The data must be returned in full and exactly as given.
──────────────────────────────
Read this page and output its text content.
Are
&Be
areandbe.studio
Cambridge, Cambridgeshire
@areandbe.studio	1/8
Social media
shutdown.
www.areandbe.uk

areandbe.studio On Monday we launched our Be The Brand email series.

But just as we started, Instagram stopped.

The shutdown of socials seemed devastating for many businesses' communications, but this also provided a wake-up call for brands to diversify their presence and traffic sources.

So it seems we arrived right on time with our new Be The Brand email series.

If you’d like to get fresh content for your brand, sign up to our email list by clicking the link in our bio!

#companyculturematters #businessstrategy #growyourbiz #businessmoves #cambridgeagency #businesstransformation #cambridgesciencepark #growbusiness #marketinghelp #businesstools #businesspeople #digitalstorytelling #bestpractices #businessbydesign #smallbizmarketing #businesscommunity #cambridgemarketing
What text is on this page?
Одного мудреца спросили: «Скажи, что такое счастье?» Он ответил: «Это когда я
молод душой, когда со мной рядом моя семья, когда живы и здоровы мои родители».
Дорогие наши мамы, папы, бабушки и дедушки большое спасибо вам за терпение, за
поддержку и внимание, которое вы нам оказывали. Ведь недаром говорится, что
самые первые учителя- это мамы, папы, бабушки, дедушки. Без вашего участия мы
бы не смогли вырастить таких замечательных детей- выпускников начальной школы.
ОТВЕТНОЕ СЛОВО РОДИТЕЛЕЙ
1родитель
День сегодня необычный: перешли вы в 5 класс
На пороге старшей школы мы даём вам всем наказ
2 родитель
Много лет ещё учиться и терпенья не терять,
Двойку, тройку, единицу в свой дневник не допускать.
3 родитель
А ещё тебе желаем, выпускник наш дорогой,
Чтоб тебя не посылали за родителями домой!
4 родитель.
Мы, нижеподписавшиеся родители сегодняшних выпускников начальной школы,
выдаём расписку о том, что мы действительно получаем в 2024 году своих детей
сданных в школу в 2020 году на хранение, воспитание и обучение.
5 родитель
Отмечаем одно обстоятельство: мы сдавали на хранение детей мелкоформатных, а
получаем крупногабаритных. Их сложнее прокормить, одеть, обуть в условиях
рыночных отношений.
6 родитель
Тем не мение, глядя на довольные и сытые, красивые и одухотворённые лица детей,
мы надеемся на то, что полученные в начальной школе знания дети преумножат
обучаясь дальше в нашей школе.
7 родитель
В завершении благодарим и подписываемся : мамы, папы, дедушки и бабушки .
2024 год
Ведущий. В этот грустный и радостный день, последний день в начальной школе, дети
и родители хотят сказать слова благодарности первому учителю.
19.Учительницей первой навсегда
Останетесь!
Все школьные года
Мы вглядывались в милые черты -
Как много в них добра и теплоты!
──────────────────────────────
• **Complete response**
Read this page and output its text content.
Are
&Be
areandbe.studio
Cambridge, Cambridgeshire
@areandbe.studio	1/8
Social media
shutdown.
www.areandbe.uk

areandbe.studio On Monday we launched our Be The Brand email series.

But just as we started, Instagram stopped.

The shutdown of socials seemed devastating for many businesses' communications, but this also provided a wake-up call for brands to diversify their presence and traffic sources.

So it seems we arrived right on time with our new Be The Brand email series.

If you’d like to get fresh content for your brand, sign up to our email list by clicking the link in our bio!

#companyculturematters #businessstrategy #growyourbiz #businessmoves #cambridgeagency #businesstransformation #cambridgesciencepark #growbusiness #marketinghelp #businesstools #businesspeople #digitalstorytelling #bestpractices #businessbydesign #smallbizmarketing #businesscommunity #cambridgemarketing
What text is on this page?
Одного мудреца спросили: «Скажи, что такое счастье?» Он ответил: «Это когда я
молод душой, когда со мной рядом моя семья, когда живы и здоровы мои родители».
Дорогие наши мамы, папы, бабушки и дедушки большое спасибо вам за терпение, за
поддержку и внимание, которое вы нам оказывали. Ведь недаром говорится, что
самые первые учителя- это мамы, папы, бабушки, дедушки. Без вашего участия мы
бы не смогли вырастить таких замечательных детей- выпускников начальной школы.
ОТВЕТНОЕ СЛОВО РОДИТЕЛЕЙ
1родитель
День сегодня необычный: перешли вы в 5 класс
На пороге старшей школы мы даём вам всем наказ
2 родитель
Много лет ещё учиться и терпенья не терять,
Двойку, тройку, единицу в свой дневник не допускать.
3 родитель
А ещё тебе желаем, выпускник наш дорогой,
Чтоб тебя не посылали за родителями домой!
4 родитель.
Мы, нижеподписавшиеся родители сегодняшних выпускников начальной школы,
выдаём расписку о том, что мы действительно получаем в 2024 году своих детей
сданных в школу в 2020 году на хранение, воспитание и обучение.
5 родитель
Отмечаем одно обстоятельство: мы сдавали на хранение детей мелкоформатных, а
получаем крупногабаритных. Их сложнее прокормить, одеть, обуть в условиях
рыночных отношений.
6 родитель
Тем не мение, глядя на довольные и сытые, красивые и одухотворённые лица детей,
мы надеемся на то, что полученные в начальной школе знания дети преумножат
обучаясь дальше в нашей школе.
7 родитель
В завершении благодарим и подписываемся : мамы, папы, дедушки и бабушки .
2024 год
Ведущий. В этот грустный и радостный день, последний день в начальной школе, дети
и родители хотят сказать слова благодарности первому учителю.
19.Учительницей первой навсегда
Останетесь!
Все школьные года
Мы вглядывались в милые черты -
Как много в них добра и теплоты!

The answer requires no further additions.